### Challenge:
Identify every line in the records below that contains the word "JSON", and reproduce each one.

Items from a dataset
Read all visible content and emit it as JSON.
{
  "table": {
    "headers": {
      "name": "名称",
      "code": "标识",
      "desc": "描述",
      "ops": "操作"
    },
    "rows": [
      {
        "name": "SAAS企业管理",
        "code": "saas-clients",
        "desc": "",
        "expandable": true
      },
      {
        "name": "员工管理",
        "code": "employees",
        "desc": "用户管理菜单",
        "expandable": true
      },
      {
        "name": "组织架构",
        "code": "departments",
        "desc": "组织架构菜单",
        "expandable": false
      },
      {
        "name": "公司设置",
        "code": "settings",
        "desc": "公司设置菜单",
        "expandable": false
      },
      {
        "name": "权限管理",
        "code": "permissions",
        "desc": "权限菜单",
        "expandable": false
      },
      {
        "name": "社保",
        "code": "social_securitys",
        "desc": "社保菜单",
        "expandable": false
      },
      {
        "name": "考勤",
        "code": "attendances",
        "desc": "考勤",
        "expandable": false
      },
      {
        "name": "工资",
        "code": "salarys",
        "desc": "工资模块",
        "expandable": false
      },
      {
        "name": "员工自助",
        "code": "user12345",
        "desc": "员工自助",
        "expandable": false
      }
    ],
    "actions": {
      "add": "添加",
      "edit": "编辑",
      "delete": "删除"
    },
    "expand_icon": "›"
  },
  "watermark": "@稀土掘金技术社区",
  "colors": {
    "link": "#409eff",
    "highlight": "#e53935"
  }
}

...

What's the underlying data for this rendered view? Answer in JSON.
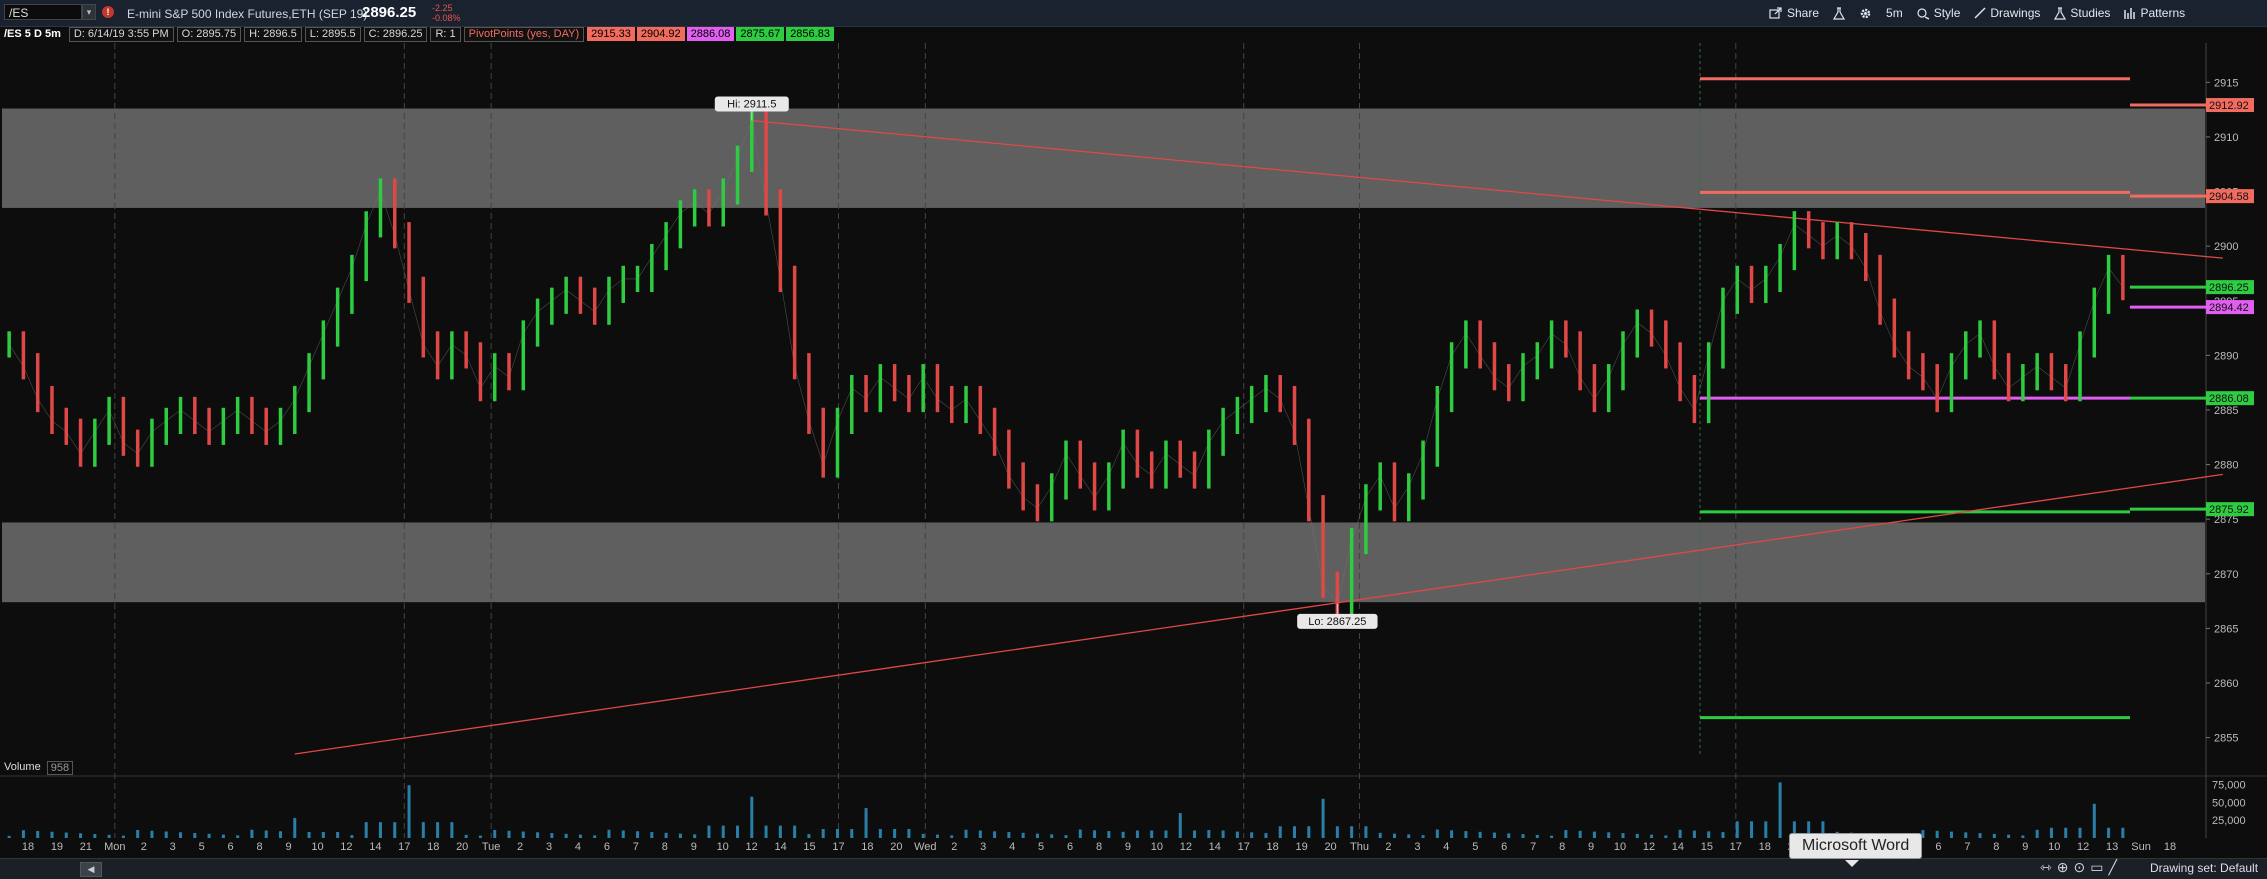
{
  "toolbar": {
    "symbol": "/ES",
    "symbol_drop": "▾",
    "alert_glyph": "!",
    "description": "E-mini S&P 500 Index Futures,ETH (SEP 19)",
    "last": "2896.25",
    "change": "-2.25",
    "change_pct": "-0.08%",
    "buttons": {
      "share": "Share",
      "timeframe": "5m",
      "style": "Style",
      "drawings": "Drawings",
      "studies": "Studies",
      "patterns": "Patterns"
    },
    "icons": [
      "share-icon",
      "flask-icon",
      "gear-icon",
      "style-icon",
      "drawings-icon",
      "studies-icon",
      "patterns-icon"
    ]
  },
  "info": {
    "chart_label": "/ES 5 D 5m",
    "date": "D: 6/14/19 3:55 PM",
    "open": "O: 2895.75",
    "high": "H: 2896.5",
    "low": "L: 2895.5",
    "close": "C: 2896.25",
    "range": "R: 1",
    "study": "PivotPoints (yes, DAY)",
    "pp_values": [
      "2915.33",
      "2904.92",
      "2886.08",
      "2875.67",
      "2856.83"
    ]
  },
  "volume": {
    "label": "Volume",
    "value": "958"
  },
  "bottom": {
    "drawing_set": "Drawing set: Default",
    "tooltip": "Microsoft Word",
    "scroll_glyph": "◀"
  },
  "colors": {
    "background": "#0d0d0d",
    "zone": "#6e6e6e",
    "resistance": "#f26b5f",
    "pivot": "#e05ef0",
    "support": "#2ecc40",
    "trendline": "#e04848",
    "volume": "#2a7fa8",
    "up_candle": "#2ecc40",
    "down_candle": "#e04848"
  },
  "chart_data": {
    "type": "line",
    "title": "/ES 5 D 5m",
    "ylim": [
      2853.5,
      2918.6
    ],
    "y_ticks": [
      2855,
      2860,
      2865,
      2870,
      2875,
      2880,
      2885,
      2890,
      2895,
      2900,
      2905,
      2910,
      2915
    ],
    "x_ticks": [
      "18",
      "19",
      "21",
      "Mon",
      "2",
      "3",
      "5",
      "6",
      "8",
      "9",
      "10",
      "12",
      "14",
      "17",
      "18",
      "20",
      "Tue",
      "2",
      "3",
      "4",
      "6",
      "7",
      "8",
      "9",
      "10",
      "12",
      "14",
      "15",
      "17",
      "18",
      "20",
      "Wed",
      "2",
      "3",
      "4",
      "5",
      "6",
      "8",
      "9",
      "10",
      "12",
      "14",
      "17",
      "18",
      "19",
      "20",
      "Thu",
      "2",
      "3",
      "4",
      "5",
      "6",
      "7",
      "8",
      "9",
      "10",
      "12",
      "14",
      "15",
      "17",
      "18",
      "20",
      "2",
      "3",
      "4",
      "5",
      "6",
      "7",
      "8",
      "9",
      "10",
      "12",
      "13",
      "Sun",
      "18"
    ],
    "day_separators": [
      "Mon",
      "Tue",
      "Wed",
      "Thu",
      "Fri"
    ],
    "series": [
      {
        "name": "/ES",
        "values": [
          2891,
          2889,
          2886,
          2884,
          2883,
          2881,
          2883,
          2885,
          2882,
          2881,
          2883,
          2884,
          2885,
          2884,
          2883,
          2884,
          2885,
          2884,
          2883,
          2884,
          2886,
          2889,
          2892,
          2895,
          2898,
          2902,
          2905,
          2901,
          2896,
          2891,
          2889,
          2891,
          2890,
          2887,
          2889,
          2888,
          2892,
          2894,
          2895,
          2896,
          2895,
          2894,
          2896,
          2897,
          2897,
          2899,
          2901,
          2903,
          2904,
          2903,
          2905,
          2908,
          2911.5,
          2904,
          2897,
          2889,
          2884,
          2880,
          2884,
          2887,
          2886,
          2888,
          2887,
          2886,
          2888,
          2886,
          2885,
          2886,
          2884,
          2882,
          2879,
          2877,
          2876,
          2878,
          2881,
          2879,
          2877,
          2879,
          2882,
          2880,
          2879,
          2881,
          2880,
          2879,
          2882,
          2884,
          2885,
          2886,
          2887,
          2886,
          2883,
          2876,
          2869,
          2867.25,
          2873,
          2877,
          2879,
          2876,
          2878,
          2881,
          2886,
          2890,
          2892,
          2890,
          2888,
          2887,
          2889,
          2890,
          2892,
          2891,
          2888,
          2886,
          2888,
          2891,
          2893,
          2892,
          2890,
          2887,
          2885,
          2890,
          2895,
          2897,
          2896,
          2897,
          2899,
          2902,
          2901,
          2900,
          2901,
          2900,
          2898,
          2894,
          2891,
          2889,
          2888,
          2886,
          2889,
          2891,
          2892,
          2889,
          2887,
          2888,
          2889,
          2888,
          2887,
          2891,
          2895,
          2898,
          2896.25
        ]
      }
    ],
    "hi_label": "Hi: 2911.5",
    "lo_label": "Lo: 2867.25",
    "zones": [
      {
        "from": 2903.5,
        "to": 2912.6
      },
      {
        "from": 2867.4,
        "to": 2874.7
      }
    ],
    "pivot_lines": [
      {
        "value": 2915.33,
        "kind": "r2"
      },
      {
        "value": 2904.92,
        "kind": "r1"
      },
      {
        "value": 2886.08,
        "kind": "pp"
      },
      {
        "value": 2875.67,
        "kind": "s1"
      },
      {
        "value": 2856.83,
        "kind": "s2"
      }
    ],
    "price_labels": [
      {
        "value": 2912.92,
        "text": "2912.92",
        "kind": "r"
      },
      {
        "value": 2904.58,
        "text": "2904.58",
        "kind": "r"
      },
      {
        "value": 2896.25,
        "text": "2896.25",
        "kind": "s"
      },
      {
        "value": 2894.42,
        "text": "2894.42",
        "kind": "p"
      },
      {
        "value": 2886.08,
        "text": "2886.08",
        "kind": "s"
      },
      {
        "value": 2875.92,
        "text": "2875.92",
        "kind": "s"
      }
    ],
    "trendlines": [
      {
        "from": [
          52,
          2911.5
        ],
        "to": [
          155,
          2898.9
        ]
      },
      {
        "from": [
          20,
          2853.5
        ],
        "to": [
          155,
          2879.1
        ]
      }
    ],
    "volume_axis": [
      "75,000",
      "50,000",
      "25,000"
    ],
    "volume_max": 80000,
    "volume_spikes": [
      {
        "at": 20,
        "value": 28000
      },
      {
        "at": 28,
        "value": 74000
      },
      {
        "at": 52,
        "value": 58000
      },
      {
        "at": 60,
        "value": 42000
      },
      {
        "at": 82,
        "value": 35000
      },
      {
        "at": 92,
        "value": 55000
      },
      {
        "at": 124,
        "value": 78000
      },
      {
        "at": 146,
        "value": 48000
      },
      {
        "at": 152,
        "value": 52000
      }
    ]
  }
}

* * *

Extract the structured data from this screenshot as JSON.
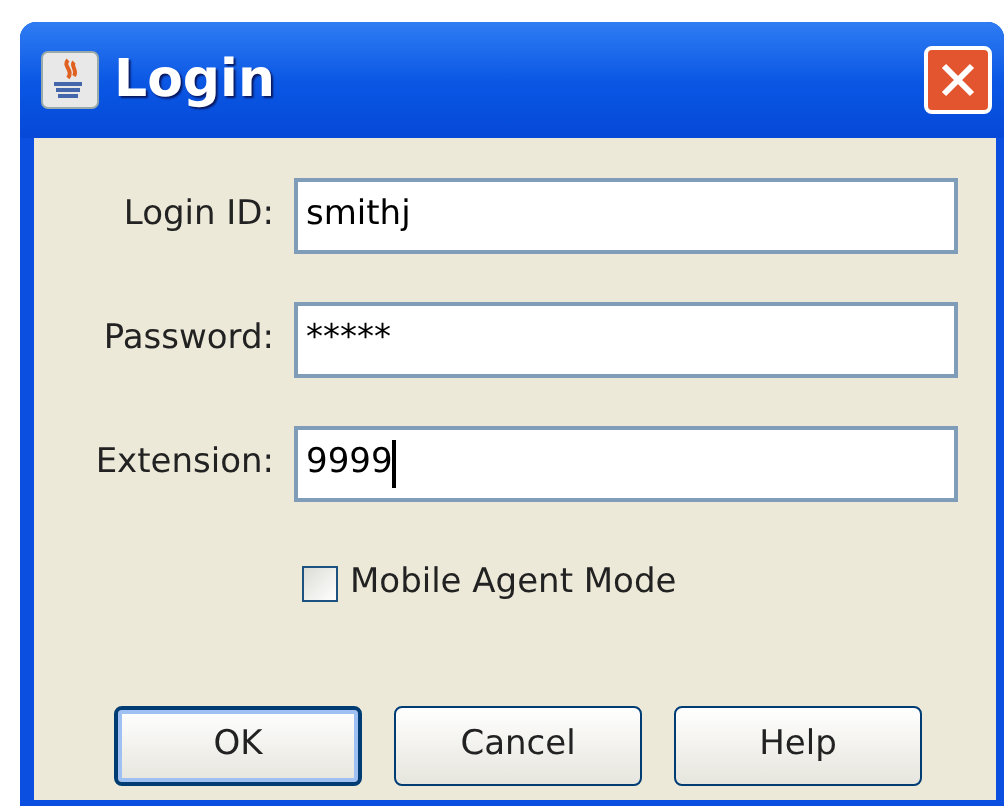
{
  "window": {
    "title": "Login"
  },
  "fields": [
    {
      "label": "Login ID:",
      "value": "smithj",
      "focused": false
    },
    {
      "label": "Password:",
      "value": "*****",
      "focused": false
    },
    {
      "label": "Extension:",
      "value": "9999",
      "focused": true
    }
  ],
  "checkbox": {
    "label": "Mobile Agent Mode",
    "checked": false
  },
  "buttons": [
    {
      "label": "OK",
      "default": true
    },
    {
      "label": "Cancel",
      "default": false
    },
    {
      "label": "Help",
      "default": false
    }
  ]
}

### Output for this task:
Read all visible content and emit it as JSON.
What's the underlying data for this rendered view? Answer in JSON.
Extract the structured data from this screenshot as JSON.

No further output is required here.